- [GIVEN TASK 1] Transcribe the part of the passage on photonic model predictive control that opens with the words containing "A number of" and closes with "single optical waveguide.".
- [GIVEN TASK 2] List every example of a high-speed control problem that the passage on photonic model predictive control gives as bottlenecked by the speed and latency of control algorithms.
- [GIVEN TASK 3] Write the next part of the passage on photonic model predictive control, picking up after its final sentence.

- [DOCUMENT EXCERPT]

A number of high-speed control problems, e.g. controlling plasma in aircraft actuations, fusion power plants, guiding of drones etc., are currently bottlenecked by the speed and latency of the control algorithms. Model predictive control (MPC) is an advanced technique to control complex systems, outperforming traditional PID control methods because it is able to predict control violations, rather than react to it. However, its control loop involves solving a quadratic problem at every control step, and therefore it is not computationally tractable for systems requiring speeds higher than kHz. Photonic neural networks help overcome this tradeoff by using techniques such as wavelength division multiplexing, which enables hundreds of high bandwidth signals (20 GHz) to be guided through a single optical waveguide.

Neural networks were demonstrated to solve general-purpose quadratic optimization problems by Hopfield and Tank [194,195]. Until now, Hopfield networks have not been commonly implemented in hardware due to its all-to-all connectivity, which creates an undesirable tradeoff between neuron speed and neural network size – in an electronic circuit, as the number of connections increases, the bandwidth at which the system can operate decreases 57. This means a photonic Hopfield network implementation can simultaneously tackle quadratic programs with large dimensions and converge in nanoseconds [27]. Figure 17 illustrates the implementation of the MPC algorithm on a neuromorphic photonic processor. Implemented in photonic hardware, model predictive control can be employed in systems operating in the MHz regime.

[Labeled box records]
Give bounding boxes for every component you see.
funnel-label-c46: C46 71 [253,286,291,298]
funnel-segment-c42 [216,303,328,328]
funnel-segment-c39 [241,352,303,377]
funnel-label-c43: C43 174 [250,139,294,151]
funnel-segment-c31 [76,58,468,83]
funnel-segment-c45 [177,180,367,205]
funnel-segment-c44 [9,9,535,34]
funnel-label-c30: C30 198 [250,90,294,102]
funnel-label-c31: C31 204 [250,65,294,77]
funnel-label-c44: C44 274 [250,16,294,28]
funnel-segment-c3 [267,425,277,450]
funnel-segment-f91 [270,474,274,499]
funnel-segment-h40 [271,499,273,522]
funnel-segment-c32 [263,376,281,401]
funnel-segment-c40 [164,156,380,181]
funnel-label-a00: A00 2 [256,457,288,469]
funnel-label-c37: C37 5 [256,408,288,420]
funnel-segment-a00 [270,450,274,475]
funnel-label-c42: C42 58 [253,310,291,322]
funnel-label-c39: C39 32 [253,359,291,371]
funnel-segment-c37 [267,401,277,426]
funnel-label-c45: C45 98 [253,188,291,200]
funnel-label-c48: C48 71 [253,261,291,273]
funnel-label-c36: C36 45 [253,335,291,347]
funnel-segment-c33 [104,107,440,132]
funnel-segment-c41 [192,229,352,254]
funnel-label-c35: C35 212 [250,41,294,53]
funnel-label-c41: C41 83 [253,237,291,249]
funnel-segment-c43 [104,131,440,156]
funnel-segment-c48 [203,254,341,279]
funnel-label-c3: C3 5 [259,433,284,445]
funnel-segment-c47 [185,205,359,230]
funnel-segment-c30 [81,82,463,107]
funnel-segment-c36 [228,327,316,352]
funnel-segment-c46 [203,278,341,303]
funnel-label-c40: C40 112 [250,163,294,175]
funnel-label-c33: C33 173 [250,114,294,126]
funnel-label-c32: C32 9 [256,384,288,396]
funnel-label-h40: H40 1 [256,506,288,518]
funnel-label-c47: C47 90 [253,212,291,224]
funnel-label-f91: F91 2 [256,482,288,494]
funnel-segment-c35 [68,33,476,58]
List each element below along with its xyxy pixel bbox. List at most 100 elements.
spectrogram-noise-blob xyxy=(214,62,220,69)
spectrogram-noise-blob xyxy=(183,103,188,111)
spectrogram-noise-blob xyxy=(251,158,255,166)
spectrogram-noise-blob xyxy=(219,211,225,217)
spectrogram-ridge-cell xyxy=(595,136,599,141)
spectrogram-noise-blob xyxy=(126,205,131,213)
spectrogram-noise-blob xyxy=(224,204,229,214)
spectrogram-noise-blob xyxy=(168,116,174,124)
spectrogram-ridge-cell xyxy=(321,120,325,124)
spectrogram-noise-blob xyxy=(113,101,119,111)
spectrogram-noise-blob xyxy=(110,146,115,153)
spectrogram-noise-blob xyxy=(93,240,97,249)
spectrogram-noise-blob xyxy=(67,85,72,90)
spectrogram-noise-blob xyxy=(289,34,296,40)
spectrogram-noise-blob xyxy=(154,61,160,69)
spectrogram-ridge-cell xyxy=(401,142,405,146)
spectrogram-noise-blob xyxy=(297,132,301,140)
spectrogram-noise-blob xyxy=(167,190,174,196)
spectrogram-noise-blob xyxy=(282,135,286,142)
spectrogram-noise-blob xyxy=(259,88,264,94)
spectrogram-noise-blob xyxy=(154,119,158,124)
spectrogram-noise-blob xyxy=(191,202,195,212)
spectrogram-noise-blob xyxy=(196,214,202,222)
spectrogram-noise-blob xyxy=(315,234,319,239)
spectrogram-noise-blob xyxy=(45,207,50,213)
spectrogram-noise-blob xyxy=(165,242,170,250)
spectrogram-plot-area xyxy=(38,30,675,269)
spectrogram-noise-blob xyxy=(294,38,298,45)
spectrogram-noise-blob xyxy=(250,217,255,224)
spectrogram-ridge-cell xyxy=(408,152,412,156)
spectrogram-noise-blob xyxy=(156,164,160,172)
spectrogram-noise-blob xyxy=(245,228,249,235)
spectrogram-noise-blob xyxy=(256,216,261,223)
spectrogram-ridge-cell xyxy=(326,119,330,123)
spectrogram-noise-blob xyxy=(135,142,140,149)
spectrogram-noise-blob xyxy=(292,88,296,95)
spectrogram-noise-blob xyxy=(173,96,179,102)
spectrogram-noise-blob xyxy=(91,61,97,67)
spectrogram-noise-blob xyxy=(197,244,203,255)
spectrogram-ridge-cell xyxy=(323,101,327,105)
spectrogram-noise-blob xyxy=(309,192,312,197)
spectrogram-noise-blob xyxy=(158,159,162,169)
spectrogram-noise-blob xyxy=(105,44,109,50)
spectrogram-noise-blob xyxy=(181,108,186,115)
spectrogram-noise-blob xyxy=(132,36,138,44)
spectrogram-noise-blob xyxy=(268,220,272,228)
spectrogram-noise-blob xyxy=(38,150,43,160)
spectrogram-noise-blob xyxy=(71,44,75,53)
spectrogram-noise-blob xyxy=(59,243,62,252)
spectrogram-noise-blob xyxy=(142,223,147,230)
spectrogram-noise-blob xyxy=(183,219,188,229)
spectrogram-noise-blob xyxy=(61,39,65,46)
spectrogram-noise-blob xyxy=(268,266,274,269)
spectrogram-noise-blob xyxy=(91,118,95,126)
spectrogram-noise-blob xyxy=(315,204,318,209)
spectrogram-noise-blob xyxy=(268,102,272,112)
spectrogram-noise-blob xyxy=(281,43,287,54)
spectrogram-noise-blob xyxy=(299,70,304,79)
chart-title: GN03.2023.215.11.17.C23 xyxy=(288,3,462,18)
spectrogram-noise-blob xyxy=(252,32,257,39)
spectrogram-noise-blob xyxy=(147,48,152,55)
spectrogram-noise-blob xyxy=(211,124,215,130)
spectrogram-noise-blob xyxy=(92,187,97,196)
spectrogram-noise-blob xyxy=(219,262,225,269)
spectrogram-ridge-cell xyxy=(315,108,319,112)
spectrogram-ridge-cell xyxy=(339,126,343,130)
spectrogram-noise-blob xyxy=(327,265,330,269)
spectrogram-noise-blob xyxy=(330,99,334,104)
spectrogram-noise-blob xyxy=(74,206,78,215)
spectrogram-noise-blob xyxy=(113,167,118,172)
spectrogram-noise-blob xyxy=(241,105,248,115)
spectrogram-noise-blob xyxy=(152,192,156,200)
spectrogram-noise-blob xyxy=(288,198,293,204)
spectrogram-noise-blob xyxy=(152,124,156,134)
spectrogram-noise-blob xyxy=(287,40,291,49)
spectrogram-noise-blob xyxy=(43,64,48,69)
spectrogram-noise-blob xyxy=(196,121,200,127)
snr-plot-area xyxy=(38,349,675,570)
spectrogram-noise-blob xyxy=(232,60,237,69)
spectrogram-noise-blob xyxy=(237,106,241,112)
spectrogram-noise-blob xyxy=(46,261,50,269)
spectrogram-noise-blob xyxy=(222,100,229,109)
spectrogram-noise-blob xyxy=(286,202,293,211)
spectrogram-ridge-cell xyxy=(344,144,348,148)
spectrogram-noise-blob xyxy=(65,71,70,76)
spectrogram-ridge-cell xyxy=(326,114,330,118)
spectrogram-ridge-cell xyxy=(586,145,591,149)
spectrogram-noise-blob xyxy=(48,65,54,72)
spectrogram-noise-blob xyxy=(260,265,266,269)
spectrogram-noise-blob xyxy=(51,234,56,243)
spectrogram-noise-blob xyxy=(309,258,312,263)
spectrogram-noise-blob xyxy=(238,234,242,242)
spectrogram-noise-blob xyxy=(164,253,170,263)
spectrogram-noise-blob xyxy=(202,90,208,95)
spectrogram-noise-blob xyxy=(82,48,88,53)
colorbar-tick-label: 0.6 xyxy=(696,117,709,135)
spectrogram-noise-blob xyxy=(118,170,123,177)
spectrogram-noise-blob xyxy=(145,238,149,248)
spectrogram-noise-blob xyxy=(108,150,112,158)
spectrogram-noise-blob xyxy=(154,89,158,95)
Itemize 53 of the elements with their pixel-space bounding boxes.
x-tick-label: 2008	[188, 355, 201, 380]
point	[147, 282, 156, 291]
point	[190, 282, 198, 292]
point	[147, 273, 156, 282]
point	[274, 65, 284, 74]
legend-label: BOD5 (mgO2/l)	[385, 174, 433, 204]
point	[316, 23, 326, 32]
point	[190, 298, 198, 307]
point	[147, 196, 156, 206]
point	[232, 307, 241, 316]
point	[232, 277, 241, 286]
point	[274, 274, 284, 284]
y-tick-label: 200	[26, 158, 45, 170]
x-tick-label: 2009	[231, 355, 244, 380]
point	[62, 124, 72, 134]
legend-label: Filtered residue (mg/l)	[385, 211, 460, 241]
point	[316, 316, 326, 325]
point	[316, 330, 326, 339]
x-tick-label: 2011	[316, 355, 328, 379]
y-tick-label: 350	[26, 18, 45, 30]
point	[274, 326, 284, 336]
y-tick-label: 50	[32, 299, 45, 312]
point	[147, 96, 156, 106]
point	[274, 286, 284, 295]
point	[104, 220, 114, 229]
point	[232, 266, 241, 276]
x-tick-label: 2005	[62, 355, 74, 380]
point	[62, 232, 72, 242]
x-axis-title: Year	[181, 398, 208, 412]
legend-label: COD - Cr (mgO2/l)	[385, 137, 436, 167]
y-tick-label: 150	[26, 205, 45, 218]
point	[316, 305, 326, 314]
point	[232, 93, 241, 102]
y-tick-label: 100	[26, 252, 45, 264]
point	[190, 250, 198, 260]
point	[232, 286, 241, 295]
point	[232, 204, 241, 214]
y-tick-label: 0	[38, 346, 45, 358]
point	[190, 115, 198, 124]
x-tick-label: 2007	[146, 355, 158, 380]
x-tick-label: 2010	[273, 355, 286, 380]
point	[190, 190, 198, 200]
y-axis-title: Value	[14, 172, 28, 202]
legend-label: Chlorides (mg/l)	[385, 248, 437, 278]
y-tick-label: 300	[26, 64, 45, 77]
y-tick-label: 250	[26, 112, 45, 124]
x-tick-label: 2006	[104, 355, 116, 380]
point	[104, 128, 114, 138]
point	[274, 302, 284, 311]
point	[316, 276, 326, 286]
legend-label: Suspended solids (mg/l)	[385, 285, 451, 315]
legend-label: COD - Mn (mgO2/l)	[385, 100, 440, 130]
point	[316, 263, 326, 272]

- [TASK RESULT 1]
A number of high-speed control problems, e.g. controlling plasma in aircraft actuations, fusion power plants, guiding of drones etc., are currently bottlenecked by the speed and latency of the control algorithms. Model predictive control (MPC) is an advanced technique to control complex systems, outperforming traditional PID control methods because it is able to predict control violations, rather than react to it. However, its control loop involves solving a quadratic problem at every control step, and therefore it is not computationally tractable for systems requiring speeds higher than kHz. Photonic neural networks help overcome this tradeoff by using techniques such as wavelength division multiplexing, which enables hundreds of high bandwidth signals (20 GHz) to be guided through a single optical waveguide.

- [TASK RESULT 2]
- Controlling plasma in aircraft actuations
- Fusion power plants
- Guiding of drones

- [TASK RESULT 3]
Figure 17. Schematic figure of the procedure to implement the MPC algorithm on a neuromorphic photonic processor. Firstly, map the MPC problem to QP. Then, construct a QP solver with continuous-time recurrent neural networks (CT-RNN) [194]. Finally, build a neuromorphic photonic processor to implement the CT-RNN. The details of how to map MPC to QP, and how to construct a QP solver with CT-RNN are given in De Lima et al. (2019). Adapted from De Lima et al. [27]

6.3.2. Ordinary differential equation solving with a neural compiler

While neural networks are often used for their learning properties, they can also be programmed directly. Direct programming of analog systems has a major pitfall in that the components are unreliable and subject to parameter variation. One approach is to represent variables as population states that are robust to parameter variations. The neural engineering framework (NEF) [196] provides an algorithm to program ensembles of imperfect analog devices to perform operations on population coded variables.

118,demonstrated a programmable network of two photonic neurons. The NEF algorithm was fed the responses of photonic devices, resulting in a weight matrix that allows the network to approximate variables, operations, and differential equations. It was shown in simulation how 24 neurons could emulate the Lorenz attractor. The approximation improves with more neurons.

The Lorenz attractor is an example of a task-based benchmark, which allows a performance comparison between disparate computing technologies. Figure 18 shows a comparison between a conventional CPU solver (a,c) and a 24-neuron photonic CTRNN (b,d). The reproduction of Lorenz attractor dynamics demonstrated the compatibility between photonic neural networks and the NEF, including all of the NEF’s key principles and consequent functionality. Using this neural compiler provides a route to a variety of known applications and other [197]. The axes of Figure 18 (c,d) are scaled to have equal simulated oscillation periods, but the real-time taken to do the simulation is much faster for the photonic NEF solver.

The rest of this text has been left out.